MATERIAL SHOWN:
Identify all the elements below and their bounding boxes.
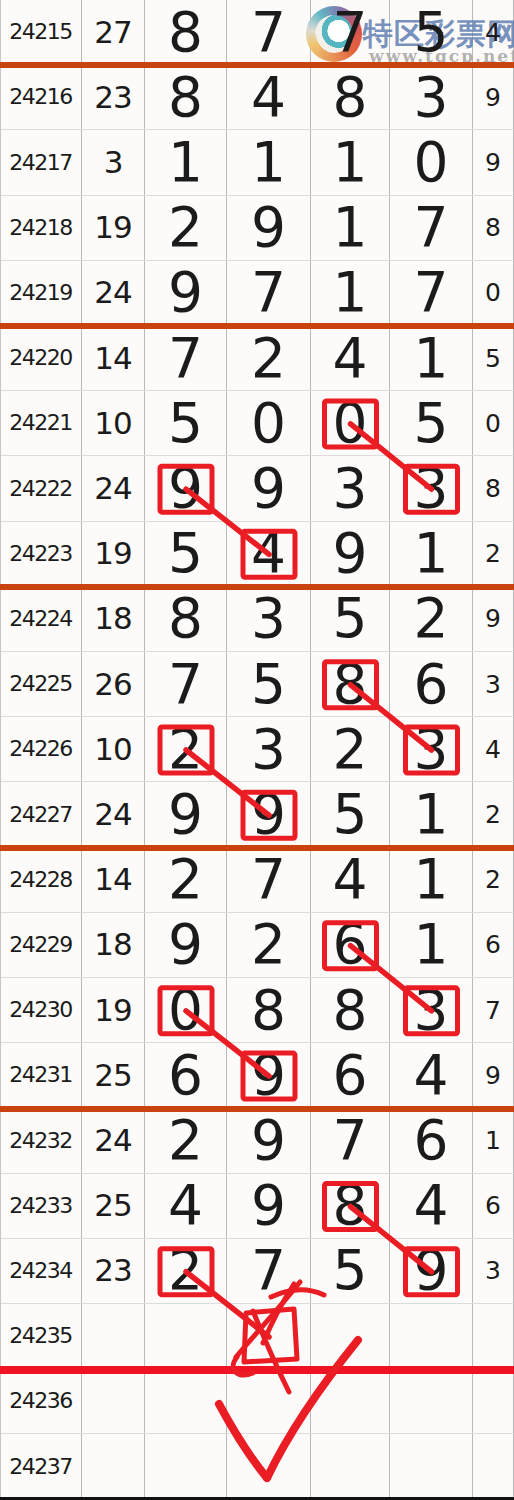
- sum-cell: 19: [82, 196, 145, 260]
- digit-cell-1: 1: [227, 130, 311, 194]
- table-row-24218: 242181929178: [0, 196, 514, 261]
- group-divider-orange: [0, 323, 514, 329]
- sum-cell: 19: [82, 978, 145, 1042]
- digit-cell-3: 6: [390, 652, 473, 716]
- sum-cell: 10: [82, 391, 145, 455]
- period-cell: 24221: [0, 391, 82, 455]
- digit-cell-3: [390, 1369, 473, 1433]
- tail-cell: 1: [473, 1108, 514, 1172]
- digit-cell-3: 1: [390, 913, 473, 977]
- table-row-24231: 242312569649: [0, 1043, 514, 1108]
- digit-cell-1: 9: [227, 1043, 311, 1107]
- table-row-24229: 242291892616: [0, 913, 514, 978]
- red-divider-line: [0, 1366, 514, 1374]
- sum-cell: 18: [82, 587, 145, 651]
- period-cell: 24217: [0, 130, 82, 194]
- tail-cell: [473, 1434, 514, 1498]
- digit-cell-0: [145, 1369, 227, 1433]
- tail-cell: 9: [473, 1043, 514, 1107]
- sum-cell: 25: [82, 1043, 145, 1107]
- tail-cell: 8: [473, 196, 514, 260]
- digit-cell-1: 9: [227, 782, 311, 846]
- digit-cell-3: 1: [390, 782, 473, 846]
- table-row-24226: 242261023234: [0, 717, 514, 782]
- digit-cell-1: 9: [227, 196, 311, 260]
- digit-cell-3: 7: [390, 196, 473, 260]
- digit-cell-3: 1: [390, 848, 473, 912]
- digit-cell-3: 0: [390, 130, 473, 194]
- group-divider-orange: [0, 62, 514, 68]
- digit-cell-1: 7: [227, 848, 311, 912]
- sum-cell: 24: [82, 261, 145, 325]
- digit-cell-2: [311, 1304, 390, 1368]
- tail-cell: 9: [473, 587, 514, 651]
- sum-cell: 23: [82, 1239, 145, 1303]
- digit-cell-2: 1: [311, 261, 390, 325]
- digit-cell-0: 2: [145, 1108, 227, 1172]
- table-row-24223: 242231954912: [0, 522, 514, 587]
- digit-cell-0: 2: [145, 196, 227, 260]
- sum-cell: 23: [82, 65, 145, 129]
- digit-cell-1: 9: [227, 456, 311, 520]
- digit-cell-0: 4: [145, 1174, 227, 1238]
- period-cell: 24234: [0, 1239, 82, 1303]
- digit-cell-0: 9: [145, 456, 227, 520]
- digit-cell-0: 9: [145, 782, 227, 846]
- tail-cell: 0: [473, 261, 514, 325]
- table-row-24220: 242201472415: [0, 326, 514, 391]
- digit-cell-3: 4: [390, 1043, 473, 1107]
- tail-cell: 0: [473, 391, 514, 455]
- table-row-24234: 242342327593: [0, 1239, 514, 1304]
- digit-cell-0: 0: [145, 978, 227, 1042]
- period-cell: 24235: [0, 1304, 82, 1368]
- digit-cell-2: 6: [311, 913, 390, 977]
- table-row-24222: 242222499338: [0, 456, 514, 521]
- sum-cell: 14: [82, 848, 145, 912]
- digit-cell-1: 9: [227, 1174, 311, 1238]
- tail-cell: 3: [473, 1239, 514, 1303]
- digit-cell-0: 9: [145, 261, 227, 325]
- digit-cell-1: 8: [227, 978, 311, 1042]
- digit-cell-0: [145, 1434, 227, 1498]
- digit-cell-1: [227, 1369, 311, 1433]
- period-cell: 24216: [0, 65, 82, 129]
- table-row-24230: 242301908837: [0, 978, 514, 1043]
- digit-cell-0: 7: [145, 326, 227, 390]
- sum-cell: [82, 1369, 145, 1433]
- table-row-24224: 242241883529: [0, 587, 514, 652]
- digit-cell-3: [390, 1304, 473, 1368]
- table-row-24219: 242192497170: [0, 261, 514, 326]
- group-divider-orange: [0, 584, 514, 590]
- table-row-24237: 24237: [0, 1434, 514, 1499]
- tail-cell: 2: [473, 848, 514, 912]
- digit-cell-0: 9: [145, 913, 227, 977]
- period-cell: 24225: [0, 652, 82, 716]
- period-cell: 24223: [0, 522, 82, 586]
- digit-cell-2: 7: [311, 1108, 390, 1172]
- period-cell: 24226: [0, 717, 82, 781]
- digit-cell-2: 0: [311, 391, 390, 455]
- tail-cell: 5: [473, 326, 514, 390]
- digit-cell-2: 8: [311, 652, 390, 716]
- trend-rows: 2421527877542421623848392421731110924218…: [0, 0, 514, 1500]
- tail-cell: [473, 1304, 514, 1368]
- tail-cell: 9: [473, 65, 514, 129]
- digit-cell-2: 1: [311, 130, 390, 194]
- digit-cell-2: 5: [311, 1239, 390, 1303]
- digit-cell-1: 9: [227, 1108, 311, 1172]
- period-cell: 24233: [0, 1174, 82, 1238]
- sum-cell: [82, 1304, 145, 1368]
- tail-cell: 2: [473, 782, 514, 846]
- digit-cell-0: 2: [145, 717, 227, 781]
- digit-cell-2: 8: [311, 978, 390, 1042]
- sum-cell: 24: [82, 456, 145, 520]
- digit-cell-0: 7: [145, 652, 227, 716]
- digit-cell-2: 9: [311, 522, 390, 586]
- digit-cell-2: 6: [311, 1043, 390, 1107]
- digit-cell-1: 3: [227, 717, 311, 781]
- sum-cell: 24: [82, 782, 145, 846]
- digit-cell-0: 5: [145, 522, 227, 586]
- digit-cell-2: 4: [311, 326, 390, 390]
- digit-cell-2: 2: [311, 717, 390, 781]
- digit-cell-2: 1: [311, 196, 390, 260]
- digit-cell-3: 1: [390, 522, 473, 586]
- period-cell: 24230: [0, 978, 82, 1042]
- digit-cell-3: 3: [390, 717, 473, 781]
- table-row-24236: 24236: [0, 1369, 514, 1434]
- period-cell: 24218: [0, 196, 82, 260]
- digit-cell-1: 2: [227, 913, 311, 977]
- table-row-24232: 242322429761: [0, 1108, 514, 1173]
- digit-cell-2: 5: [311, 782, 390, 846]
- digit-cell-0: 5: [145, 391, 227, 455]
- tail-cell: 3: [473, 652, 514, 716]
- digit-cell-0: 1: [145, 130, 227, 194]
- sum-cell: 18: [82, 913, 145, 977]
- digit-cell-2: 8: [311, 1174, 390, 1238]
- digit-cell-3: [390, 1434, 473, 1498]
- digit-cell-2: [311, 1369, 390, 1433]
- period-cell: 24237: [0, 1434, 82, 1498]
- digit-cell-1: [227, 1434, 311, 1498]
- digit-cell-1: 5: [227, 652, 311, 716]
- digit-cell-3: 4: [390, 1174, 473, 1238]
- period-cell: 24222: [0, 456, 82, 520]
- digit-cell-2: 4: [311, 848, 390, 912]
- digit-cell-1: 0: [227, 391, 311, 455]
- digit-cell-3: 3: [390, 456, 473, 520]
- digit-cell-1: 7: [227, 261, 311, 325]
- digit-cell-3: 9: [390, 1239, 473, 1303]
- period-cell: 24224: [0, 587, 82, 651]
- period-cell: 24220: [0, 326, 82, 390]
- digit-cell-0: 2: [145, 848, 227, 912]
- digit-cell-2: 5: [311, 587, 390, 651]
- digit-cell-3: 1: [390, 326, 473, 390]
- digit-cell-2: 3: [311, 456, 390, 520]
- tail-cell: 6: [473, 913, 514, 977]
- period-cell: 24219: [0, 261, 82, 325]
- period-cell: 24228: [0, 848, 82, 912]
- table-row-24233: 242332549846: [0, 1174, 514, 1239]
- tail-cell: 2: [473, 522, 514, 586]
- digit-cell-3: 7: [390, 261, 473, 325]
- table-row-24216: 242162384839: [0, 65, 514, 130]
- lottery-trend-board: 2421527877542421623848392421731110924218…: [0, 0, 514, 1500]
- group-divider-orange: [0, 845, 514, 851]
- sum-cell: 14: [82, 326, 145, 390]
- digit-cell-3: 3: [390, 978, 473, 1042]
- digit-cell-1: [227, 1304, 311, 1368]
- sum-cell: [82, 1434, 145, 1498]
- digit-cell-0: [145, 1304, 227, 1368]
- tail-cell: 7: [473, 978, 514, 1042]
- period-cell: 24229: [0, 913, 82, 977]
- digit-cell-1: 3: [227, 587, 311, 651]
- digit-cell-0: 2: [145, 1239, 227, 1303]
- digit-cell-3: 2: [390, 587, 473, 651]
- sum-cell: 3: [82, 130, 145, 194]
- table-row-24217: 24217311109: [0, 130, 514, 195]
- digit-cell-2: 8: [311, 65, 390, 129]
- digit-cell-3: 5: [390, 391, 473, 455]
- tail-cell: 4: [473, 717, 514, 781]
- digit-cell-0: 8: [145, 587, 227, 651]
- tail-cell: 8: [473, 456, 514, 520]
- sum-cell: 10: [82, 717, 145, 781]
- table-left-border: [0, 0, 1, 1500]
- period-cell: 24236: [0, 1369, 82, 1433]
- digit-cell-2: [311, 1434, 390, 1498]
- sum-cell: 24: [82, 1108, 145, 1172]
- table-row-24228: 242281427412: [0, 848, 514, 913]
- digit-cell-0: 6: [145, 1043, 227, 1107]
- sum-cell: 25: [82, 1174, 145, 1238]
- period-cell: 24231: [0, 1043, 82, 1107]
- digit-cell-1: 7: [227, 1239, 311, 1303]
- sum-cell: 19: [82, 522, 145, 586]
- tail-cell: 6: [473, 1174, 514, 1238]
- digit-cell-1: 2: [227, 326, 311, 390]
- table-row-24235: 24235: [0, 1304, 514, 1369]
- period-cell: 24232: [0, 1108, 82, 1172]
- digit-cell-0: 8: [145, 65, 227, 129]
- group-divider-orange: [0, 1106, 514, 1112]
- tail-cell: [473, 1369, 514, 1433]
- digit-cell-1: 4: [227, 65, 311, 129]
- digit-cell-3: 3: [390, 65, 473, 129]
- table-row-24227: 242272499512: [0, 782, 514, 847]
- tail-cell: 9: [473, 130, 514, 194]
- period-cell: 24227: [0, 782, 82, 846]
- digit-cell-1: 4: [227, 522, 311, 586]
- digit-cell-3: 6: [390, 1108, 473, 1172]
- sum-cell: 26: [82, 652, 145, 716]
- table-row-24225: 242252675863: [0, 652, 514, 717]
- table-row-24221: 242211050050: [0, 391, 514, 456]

--

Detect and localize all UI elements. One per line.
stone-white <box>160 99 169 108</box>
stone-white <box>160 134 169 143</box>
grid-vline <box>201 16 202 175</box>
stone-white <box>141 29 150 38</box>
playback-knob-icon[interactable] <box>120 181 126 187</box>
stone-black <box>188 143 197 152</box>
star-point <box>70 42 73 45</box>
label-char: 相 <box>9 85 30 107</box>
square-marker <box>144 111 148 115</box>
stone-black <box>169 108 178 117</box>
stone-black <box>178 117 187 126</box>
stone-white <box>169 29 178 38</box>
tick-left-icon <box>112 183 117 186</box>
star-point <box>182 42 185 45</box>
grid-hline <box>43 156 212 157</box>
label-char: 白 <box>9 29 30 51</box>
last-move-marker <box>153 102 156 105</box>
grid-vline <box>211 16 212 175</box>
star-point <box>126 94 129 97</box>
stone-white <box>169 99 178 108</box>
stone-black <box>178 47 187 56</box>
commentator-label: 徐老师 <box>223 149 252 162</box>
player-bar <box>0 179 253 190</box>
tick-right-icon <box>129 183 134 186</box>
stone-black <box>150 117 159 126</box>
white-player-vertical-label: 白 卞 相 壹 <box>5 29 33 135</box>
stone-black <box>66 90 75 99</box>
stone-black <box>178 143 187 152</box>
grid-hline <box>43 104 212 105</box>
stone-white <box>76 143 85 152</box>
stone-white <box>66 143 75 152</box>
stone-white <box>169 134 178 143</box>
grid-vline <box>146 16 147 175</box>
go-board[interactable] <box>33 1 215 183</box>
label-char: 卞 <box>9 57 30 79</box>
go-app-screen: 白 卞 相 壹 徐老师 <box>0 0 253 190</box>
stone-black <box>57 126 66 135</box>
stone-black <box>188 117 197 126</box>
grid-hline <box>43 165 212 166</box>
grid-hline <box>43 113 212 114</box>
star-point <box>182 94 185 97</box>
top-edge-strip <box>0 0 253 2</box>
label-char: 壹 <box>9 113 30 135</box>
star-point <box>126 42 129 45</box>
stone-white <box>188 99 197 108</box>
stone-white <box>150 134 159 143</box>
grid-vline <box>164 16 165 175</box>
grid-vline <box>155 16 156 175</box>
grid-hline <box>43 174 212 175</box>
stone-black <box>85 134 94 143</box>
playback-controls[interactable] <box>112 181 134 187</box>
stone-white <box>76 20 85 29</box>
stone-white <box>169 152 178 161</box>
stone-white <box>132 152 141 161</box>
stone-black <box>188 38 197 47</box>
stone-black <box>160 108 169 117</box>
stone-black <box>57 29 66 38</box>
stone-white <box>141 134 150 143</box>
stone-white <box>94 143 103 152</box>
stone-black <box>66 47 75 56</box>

GIVEN REQUEST:
For the records running from the line that contains "- sum-cell: 19: [82, 196, 145, 260]" up to and including the line that contains "- digit-cell-2: 6: [311, 913, 390, 977]", reproduce those lines with "period-cell" substituted by "date-cell" and nothing else altered.

PROBLEM SOLUTION:
- sum-cell: 19: [82, 196, 145, 260]
- digit-cell-1: 1: [227, 130, 311, 194]
- table-row-24218: 242181929178: [0, 196, 514, 261]
- group-divider-orange: [0, 323, 514, 329]
- sum-cell: 19: [82, 978, 145, 1042]
- digit-cell-3: 6: [390, 652, 473, 716]
- sum-cell: 10: [82, 391, 145, 455]
- date-cell: 24221: [0, 391, 82, 455]
- digit-cell-3: [390, 1369, 473, 1433]
- tail-cell: 1: [473, 1108, 514, 1172]
- digit-cell-3: 1: [390, 913, 473, 977]
- table-row-24231: 242312569649: [0, 1043, 514, 1108]
- digit-cell-1: 9: [227, 1043, 311, 1107]
- table-row-24229: 242291892616: [0, 913, 514, 978]
- red-divider-line: [0, 1366, 514, 1374]
- sum-cell: 18: [82, 587, 145, 651]
- date-cell: 24217: [0, 130, 82, 194]
- tail-cell: [473, 1434, 514, 1498]
- digit-cell-0: [145, 1369, 227, 1433]
- tail-cell: 9: [473, 1043, 514, 1107]
- sum-cell: 25: [82, 1043, 145, 1107]
- tail-cell: 8: [473, 196, 514, 260]
- digit-cell-1: 9: [227, 782, 311, 846]
- digit-cell-3: 1: [390, 782, 473, 846]
- table-row-24226: 242261023234: [0, 717, 514, 782]
- digit-cell-1: 9: [227, 196, 311, 260]
- digit-cell-3: 7: [390, 196, 473, 260]
- digit-cell-3: 1: [390, 848, 473, 912]
- digit-cell-3: 0: [390, 130, 473, 194]
- group-divider-orange: [0, 62, 514, 68]
- digit-cell-1: 7: [227, 848, 311, 912]
- sum-cell: 24: [82, 261, 145, 325]
- digit-cell-2: [311, 1304, 390, 1368]
- tail-cell: 9: [473, 587, 514, 651]
- sum-cell: 23: [82, 1239, 145, 1303]
- digit-cell-2: 1: [311, 261, 390, 325]
- digit-cell-0: 2: [145, 1108, 227, 1172]
- table-row-24223: 242231954912: [0, 522, 514, 587]
- digit-cell-0: 2: [145, 196, 227, 260]
- sum-cell: 23: [82, 65, 145, 129]
- digit-cell-1: 9: [227, 456, 311, 520]
- digit-cell-0: 4: [145, 1174, 227, 1238]
- date-cell: 24234: [0, 1239, 82, 1303]
- digit-cell-0: 9: [145, 456, 227, 520]
- digit-cell-0: 9: [145, 782, 227, 846]
- tail-cell: 0: [473, 261, 514, 325]
- table-row-24220: 242201472415: [0, 326, 514, 391]
- digit-cell-3: 4: [390, 1043, 473, 1107]
- tail-cell: 0: [473, 391, 514, 455]
- table-row-24234: 242342327593: [0, 1239, 514, 1304]
- digit-cell-0: 0: [145, 978, 227, 1042]
- date-cell: 24235: [0, 1304, 82, 1368]
- digit-cell-2: 6: [311, 913, 390, 977]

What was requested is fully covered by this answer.